→ **MATERIAL PROVIDED**
──────
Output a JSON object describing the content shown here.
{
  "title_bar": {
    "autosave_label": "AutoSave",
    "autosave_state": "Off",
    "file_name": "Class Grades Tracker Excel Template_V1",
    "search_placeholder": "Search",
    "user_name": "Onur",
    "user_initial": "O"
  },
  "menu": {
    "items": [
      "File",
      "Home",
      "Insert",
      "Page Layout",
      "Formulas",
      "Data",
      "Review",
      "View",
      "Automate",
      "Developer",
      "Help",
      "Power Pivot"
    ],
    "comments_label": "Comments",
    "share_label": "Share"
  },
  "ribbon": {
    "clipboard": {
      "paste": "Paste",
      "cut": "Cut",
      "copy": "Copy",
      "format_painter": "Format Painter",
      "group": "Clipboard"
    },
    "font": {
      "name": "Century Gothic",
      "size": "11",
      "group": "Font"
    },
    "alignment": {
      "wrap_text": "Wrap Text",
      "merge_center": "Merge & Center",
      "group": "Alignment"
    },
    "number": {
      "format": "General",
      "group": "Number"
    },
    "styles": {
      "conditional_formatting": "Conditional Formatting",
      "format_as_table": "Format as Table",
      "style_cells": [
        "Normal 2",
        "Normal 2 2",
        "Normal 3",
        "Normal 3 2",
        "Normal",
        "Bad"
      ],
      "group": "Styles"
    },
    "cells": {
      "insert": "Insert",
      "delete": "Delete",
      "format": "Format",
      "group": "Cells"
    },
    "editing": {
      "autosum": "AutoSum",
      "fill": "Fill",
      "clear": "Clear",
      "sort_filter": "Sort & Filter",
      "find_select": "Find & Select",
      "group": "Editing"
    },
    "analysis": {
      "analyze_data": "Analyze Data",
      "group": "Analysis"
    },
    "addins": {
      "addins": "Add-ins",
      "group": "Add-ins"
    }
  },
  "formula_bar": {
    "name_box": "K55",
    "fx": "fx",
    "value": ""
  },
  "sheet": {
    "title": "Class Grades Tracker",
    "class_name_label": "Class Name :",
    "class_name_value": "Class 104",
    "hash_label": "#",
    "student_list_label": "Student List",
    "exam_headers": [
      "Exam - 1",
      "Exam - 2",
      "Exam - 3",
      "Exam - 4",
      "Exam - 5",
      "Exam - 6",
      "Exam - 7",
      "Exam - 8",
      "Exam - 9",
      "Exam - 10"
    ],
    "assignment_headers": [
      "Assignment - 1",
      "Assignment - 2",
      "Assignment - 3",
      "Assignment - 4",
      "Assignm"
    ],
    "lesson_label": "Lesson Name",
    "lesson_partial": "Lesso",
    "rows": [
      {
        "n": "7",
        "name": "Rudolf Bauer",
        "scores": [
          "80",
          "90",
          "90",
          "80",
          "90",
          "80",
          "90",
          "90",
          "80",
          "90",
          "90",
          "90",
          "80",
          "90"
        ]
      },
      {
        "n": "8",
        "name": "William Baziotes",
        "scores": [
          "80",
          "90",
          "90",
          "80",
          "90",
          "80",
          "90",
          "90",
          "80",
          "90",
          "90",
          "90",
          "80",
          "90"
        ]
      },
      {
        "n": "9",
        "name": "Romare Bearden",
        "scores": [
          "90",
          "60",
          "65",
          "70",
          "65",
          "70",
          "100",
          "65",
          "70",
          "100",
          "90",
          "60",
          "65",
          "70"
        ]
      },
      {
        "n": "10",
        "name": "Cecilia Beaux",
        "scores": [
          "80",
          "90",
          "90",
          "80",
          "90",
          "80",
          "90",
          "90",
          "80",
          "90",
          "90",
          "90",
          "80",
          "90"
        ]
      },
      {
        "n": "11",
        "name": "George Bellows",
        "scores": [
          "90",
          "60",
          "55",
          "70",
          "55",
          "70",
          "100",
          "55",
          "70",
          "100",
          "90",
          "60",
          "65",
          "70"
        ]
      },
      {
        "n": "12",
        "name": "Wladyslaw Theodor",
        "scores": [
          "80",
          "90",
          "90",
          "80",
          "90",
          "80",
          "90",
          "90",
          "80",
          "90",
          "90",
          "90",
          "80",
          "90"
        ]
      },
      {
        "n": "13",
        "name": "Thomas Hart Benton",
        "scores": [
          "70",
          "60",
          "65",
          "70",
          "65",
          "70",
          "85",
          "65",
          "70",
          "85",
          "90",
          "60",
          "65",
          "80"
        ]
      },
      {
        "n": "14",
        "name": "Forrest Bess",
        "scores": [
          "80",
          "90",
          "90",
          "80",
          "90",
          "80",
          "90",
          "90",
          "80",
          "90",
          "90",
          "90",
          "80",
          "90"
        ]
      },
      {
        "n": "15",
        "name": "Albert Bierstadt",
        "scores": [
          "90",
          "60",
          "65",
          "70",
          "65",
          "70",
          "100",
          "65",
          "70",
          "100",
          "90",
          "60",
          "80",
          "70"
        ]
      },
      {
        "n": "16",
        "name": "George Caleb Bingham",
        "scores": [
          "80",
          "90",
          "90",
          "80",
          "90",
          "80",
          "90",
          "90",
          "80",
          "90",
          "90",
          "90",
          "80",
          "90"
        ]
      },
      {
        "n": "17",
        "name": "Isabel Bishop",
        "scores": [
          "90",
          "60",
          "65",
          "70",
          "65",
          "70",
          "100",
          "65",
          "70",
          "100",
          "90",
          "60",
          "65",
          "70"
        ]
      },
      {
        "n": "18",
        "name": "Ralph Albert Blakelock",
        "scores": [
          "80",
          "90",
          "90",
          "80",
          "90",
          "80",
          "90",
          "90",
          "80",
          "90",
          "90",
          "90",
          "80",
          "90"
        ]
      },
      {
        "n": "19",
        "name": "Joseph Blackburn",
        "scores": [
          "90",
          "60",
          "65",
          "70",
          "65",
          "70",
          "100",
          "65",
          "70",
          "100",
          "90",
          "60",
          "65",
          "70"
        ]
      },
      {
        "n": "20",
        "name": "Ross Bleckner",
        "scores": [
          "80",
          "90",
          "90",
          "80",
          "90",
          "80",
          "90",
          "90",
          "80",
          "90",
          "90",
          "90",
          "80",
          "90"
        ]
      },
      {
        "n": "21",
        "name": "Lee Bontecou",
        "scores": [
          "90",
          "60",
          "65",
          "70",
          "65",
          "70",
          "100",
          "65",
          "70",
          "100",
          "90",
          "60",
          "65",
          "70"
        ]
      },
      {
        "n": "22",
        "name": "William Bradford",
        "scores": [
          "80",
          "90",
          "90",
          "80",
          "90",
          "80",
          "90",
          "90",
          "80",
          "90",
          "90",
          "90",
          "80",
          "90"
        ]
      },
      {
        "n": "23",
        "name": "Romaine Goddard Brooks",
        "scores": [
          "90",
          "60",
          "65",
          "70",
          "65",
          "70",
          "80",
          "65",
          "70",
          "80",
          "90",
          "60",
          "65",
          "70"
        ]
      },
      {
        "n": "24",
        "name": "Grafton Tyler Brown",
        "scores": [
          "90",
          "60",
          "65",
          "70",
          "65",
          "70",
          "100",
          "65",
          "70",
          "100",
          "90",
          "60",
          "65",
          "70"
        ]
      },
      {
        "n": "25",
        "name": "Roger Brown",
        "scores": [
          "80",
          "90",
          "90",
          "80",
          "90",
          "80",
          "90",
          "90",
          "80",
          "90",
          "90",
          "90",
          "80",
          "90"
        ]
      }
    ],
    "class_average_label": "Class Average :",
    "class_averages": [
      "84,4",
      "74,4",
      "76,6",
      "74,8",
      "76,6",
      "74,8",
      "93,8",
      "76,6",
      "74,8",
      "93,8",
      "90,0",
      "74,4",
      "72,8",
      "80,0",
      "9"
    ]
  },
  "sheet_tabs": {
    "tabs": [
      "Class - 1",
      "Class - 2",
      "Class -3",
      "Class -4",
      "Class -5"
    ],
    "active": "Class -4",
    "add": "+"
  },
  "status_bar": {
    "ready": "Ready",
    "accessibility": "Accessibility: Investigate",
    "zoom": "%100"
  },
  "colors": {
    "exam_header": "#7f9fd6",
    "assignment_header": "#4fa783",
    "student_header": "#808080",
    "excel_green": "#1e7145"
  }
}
──────
→ **EXERCISE AIM**
Each line holding "William" must be found and copied.

→ **THE ANSWER**
        "name": "William Baziotes",
        "name": "William Bradford",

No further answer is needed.